DIRECTIONS FOR THIS TASK: Reproduce all of the material exactly as shown.
*** DATASET ENTRIES
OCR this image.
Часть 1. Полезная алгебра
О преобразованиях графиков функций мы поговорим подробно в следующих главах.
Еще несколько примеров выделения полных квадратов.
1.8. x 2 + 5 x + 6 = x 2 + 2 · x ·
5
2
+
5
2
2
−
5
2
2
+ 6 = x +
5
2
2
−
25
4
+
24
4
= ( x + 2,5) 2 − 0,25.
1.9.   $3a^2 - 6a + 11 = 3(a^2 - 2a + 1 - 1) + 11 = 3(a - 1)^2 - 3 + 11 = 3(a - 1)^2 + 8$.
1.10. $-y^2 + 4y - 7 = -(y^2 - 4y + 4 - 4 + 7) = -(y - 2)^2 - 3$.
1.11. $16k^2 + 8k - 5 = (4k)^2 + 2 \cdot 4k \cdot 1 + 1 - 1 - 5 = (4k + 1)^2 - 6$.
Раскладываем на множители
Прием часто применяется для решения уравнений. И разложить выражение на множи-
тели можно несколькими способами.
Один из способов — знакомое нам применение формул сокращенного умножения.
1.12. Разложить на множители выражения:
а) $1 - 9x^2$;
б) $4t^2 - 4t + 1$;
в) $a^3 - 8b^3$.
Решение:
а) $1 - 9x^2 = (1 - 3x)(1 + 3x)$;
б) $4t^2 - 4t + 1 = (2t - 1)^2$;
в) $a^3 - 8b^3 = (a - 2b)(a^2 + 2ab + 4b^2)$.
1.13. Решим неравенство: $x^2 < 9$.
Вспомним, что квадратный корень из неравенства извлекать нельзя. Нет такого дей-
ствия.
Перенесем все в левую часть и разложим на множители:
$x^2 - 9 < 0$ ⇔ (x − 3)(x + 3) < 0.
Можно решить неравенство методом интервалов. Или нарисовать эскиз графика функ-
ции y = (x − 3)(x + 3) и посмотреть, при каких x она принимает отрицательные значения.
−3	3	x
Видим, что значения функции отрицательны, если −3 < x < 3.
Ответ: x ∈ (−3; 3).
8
******
ANSWER BELOW:
OCR this image.
Часть 1. Полезная алгебра
О преобразованиях графиков функций мы поговорим подробно в следующих главах.
Еще несколько примеров выделения полных квадратов.
1.8. x 2 + 5 x + 6 = x 2 + 2 · x ·
5
2
+
5
2
2
−
5
2
2
+ 6 = x +
5
2
2
−
25
4
+
24
4
= ( x + 2,5) 2 − 0,25.
1.9.   $3a^2 - 6a + 11 = 3(a^2 - 2a + 1 - 1) + 11 = 3(a - 1)^2 - 3 + 11 = 3(a - 1)^2 + 8$.
1.10. $-y^2 + 4y - 7 = -(y^2 - 4y + 4 - 4 + 7) = -(y - 2)^2 - 3$.
1.11. $16k^2 + 8k - 5 = (4k)^2 + 2 \cdot 4k \cdot 1 + 1 - 1 - 5 = (4k + 1)^2 - 6$.
Раскладываем на множители
Прием часто применяется для решения уравнений. И разложить выражение на множи-
тели можно несколькими способами.
Один из способов — знакомое нам применение формул сокращенного умножения.
1.12. Разложить на множители выражения:
а) $1 - 9x^2$;
б) $4t^2 - 4t + 1$;
в) $a^3 - 8b^3$.
Решение:
а) $1 - 9x^2 = (1 - 3x)(1 + 3x)$;
б) $4t^2 - 4t + 1 = (2t - 1)^2$;
в) $a^3 - 8b^3 = (a - 2b)(a^2 + 2ab + 4b^2)$.
1.13. Решим неравенство: $x^2 < 9$.
Вспомним, что квадратный корень из неравенства извлекать нельзя. Нет такого дей-
ствия.
Перенесем все в левую часть и разложим на множители:
$x^2 - 9 < 0$ ⇔ (x − 3)(x + 3) < 0.
Можно решить неравенство методом интервалов. Или нарисовать эскиз графика функ-
ции y = (x − 3)(x + 3) и посмотреть, при каких x она принимает отрицательные значения.
−3	3	x
Видим, что значения функции отрицательны, если −3 < x < 3.
Ответ: x ∈ (−3; 3).
8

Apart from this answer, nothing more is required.